Direction → Say how many lines include "structured", with no words around the number.

Material provided →
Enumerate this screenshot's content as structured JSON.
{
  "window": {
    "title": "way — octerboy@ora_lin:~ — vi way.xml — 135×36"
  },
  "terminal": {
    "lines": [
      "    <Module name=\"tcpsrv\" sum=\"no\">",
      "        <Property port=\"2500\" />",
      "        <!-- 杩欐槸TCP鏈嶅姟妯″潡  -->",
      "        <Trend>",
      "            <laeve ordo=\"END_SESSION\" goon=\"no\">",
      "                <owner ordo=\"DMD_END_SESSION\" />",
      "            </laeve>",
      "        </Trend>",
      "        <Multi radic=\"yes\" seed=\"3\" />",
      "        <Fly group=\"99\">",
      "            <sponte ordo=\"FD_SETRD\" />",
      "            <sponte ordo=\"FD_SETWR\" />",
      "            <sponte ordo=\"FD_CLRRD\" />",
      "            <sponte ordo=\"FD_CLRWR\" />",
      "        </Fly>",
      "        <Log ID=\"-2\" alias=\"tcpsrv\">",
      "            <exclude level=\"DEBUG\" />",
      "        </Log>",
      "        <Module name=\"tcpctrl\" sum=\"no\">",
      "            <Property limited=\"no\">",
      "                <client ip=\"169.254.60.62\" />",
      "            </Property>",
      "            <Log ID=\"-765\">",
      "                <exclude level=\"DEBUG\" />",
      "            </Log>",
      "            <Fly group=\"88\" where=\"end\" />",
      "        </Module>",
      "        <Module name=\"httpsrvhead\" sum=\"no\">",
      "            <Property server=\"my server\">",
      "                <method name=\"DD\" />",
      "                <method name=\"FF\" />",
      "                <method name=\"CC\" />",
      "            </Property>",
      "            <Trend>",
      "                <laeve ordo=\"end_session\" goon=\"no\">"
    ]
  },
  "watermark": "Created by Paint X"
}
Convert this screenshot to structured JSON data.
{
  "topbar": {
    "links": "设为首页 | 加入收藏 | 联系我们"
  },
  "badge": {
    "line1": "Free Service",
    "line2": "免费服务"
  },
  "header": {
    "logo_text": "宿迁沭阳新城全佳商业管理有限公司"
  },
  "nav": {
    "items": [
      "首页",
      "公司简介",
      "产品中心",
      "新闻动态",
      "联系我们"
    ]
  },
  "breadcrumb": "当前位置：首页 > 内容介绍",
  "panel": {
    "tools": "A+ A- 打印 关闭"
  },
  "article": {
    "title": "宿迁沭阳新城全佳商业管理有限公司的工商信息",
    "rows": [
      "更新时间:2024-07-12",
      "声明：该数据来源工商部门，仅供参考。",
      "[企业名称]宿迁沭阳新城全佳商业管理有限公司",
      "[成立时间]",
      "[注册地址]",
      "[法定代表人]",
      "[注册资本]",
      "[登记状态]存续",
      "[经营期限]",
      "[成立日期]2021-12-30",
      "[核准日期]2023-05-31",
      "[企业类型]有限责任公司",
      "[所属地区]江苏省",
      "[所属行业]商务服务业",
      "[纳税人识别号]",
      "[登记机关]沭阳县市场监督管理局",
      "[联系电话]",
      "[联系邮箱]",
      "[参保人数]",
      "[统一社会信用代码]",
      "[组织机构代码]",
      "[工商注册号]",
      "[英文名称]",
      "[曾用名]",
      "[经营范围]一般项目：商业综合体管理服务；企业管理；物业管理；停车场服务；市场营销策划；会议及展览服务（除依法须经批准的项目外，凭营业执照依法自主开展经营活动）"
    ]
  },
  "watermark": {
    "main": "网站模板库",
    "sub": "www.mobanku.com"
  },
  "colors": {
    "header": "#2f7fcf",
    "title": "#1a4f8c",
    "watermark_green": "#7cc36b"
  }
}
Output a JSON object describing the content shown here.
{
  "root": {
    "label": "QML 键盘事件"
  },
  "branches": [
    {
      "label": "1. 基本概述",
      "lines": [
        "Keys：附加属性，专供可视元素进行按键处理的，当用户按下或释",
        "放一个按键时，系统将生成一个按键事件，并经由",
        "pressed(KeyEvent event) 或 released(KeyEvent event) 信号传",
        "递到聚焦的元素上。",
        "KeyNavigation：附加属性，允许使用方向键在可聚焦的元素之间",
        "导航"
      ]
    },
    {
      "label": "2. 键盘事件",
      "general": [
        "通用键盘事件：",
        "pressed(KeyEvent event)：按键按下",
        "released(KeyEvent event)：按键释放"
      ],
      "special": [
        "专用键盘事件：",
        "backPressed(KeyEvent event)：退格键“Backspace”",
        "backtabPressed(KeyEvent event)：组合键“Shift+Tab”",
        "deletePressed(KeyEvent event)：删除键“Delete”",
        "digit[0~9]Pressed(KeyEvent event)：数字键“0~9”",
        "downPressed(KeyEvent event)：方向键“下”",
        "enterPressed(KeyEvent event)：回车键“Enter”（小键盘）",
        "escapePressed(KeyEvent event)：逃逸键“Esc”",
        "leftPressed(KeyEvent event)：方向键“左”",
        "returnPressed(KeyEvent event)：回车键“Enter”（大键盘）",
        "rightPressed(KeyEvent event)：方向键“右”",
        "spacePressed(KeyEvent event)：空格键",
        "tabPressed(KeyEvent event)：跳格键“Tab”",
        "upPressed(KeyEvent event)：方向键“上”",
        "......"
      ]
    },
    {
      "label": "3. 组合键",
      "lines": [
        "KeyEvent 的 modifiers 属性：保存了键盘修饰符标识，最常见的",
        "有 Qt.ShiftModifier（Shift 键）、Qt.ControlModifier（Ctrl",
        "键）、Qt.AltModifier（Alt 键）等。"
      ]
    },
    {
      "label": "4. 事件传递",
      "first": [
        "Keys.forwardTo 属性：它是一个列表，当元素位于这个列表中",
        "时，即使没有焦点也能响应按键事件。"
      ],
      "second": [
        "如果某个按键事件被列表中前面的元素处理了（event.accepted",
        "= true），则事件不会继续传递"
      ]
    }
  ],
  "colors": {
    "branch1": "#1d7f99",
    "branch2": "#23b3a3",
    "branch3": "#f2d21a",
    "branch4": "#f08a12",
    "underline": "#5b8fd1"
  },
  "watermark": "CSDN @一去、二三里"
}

Exercise result → 2